* [What is being asked]:
Below are entries to be transcribed exactly; exclude the pictures from the copy.

[Extracts from a graphics dataset]

— Begin —

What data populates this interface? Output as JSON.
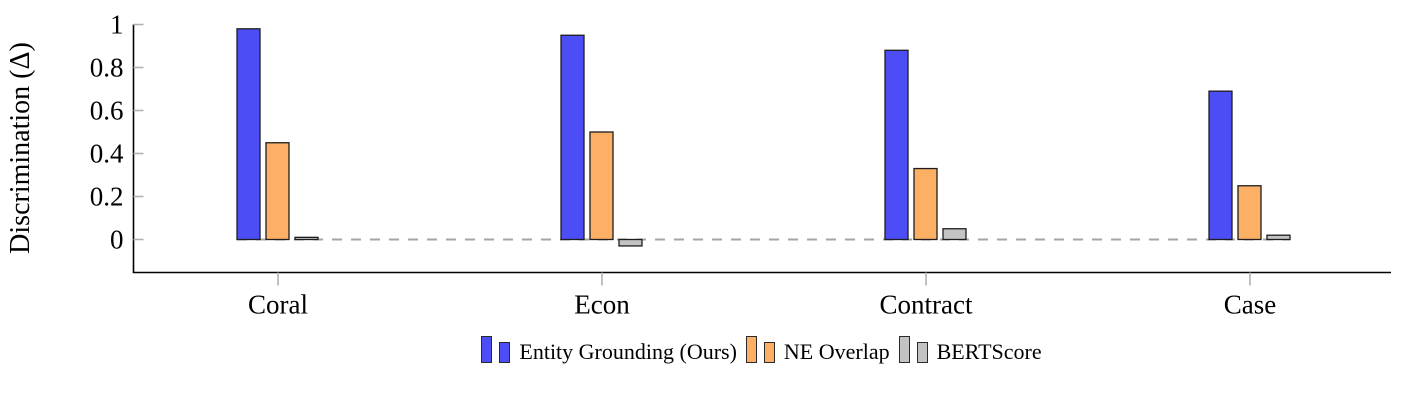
{
  "chart_data": {
    "type": "bar",
    "title": "",
    "xlabel": "",
    "ylabel": "Discrimination (Δ)",
    "categories": [
      "Coral",
      "Econ",
      "Contract",
      "Case"
    ],
    "series": [
      {
        "name": "Entity Grounding (Ours)",
        "color": "#4d4df5",
        "values": [
          0.98,
          0.95,
          0.88,
          0.69
        ]
      },
      {
        "name": "NE Overlap",
        "color": "#fdb065",
        "values": [
          0.45,
          0.5,
          0.33,
          0.25
        ]
      },
      {
        "name": "BERTScore",
        "color": "#c3c3c3",
        "values": [
          0.01,
          -0.03,
          0.05,
          0.02
        ]
      }
    ],
    "yticks": [
      0,
      0.2,
      0.4,
      0.6,
      0.8,
      1
    ],
    "ytick_labels": [
      "0",
      "0.2",
      "0.4",
      "0.6",
      "0.8",
      "1"
    ],
    "ylim": [
      -0.15,
      1.0
    ],
    "grid": false,
    "legend_position": "below",
    "zero_line": {
      "style": "dashed",
      "color": "#a5a5a5"
    },
    "bar_edge_color": "#1d1d1d",
    "axis_color": "#000000",
    "tick_mark_color": "#b3b3b3"
  }
}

— End —

* [Response to the exercise]:
What data populates this interface? Output as JSON.
{
  "chart_data": {
    "type": "bar",
    "title": "",
    "xlabel": "",
    "ylabel": "Discrimination (Δ)",
    "categories": [
      "Coral",
      "Econ",
      "Contract",
      "Case"
    ],
    "series": [
      {
        "name": "Entity Grounding (Ours)",
        "color": "#4d4df5",
        "values": [
          0.98,
          0.95,
          0.88,
          0.69
        ]
      },
      {
        "name": "NE Overlap",
        "color": "#fdb065",
        "values": [
          0.45,
          0.5,
          0.33,
          0.25
        ]
      },
      {
        "name": "BERTScore",
        "color": "#c3c3c3",
        "values": [
          0.01,
          -0.03,
          0.05,
          0.02
        ]
      }
    ],
    "yticks": [
      0,
      0.2,
      0.4,
      0.6,
      0.8,
      1
    ],
    "ytick_labels": [
      "0",
      "0.2",
      "0.4",
      "0.6",
      "0.8",
      "1"
    ],
    "ylim": [
      -0.15,
      1.0
    ],
    "grid": false,
    "legend_position": "below",
    "zero_line": {
      "style": "dashed",
      "color": "#a5a5a5"
    },
    "bar_edge_color": "#1d1d1d",
    "axis_color": "#000000",
    "tick_mark_color": "#b3b3b3"
  }
}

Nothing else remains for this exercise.